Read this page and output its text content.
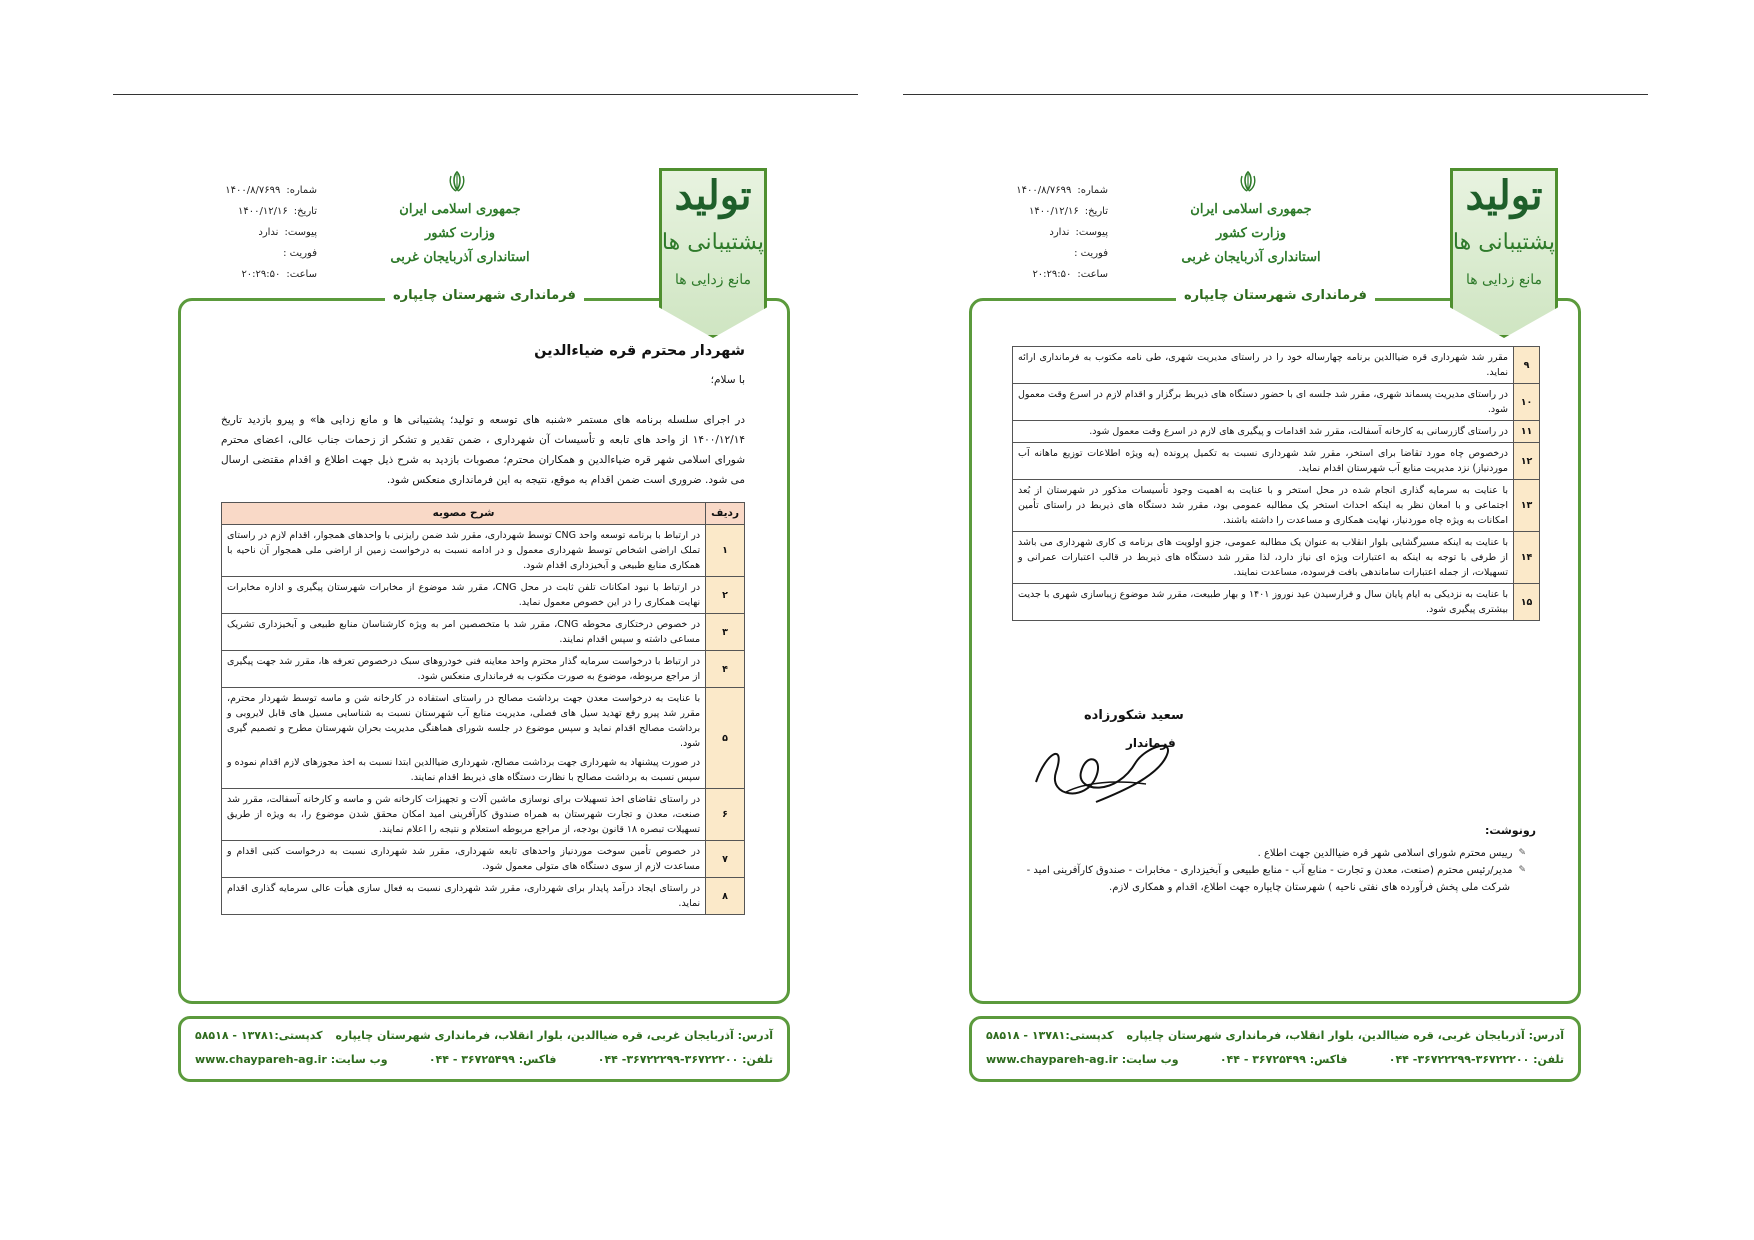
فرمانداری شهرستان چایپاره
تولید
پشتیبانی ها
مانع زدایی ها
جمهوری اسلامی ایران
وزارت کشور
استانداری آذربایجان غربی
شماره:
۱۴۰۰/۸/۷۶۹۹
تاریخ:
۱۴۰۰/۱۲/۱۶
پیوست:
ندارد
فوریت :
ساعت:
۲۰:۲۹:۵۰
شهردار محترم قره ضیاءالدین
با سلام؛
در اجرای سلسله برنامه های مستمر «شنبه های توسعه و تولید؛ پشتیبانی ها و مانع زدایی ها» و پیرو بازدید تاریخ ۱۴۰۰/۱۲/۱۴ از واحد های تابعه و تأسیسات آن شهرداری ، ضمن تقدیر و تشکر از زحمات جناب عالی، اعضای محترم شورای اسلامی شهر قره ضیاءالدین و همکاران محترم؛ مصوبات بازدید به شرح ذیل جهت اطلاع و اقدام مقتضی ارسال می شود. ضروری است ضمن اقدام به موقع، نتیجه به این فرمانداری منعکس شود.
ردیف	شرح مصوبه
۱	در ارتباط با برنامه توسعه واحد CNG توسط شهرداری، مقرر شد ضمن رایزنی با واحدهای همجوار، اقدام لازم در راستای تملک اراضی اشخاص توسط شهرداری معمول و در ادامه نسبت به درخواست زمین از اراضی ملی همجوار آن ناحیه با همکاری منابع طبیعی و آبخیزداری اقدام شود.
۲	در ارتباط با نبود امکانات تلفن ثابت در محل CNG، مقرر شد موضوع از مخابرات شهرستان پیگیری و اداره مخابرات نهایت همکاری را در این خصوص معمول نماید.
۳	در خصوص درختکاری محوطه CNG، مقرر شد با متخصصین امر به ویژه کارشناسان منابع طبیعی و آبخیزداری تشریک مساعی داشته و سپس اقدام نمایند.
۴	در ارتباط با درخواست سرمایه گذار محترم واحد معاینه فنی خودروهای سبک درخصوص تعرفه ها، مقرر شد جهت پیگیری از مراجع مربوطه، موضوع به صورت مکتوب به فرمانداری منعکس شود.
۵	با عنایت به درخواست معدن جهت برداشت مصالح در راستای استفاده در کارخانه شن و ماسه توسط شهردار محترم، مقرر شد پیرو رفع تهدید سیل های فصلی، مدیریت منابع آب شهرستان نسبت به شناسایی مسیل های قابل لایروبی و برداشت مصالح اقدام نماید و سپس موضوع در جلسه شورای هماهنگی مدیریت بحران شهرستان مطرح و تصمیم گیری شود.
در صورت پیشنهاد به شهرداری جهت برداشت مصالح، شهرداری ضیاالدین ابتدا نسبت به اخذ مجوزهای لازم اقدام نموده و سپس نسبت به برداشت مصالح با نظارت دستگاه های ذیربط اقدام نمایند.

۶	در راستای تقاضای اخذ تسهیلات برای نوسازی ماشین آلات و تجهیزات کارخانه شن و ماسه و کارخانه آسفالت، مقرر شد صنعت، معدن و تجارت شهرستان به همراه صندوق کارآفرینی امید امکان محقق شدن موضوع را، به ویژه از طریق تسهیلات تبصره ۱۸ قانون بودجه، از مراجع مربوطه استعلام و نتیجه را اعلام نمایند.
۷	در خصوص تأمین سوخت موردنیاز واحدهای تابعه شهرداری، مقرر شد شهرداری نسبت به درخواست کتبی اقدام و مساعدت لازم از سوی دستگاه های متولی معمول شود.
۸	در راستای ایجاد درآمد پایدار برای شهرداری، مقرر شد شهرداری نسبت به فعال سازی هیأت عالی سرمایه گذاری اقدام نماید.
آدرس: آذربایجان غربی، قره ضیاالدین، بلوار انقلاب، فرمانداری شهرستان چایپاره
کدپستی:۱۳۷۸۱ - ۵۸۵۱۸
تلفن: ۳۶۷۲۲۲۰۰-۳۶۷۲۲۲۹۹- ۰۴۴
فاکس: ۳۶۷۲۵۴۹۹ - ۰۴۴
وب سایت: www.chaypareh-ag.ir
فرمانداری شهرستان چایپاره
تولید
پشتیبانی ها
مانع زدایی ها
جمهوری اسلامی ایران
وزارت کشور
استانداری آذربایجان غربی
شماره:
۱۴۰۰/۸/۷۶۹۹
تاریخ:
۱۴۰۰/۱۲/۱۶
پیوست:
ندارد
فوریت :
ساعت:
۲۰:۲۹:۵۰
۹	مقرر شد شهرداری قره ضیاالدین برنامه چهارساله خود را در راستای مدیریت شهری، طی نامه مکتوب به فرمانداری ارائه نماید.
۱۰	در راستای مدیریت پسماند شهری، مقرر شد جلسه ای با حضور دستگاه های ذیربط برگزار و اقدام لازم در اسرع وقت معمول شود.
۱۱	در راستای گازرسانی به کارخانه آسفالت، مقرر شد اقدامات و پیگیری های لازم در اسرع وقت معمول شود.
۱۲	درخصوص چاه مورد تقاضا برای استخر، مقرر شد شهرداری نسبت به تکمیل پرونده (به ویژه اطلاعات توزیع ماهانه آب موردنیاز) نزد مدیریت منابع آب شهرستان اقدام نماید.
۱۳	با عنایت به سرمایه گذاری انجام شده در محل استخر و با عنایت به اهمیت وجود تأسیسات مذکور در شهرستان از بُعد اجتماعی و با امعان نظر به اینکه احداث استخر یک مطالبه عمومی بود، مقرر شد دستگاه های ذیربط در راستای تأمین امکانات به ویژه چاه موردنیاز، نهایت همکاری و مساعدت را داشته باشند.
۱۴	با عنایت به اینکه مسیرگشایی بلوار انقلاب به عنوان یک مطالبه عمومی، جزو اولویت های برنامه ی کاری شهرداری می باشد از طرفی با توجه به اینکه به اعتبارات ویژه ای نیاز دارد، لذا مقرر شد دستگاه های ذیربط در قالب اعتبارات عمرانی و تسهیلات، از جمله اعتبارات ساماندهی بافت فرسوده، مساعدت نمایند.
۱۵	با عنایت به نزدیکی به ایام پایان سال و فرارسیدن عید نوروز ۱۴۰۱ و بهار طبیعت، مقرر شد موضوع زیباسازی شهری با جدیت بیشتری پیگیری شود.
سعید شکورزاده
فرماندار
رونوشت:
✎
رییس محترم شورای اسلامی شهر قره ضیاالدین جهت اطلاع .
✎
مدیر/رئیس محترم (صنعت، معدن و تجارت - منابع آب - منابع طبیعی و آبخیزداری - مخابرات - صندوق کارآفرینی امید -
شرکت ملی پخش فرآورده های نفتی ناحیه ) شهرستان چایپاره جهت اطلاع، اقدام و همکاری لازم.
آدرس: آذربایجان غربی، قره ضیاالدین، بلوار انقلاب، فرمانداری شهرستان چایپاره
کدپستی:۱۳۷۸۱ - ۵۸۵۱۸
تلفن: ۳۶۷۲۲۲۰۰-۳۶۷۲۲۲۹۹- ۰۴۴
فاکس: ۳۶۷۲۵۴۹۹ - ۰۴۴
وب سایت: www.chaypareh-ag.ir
+++
Your instructions
Gather each line that holds "موردنیاز".

Result
۷	در خصوص تأمین سوخت موردنیاز واحدهای تابعه شهرداری، مقرر شد شهرداری نسبت به درخواست کتبی اقدام و مساعدت لازم از سوی دستگاه های متولی معمول شود.
۱۲	درخصوص چاه مورد تقاضا برای استخر، مقرر شد شهرداری نسبت به تکمیل پرونده (به ویژه اطلاعات توزیع ماهانه آب موردنیاز) نزد مدیریت منابع آب شهرستان اقدام نماید.
۱۳	با عنایت به سرمایه گذاری انجام شده در محل استخر و با عنایت به اهمیت وجود تأسیسات مذکور در شهرستان از بُعد اجتماعی و با امعان نظر به اینکه احداث استخر یک مطالبه عمومی بود، مقرر شد دستگاه های ذیربط در راستای تأمین امکانات به ویژه چاه موردنیاز، نهایت همکاری و مساعدت را داشته باشند.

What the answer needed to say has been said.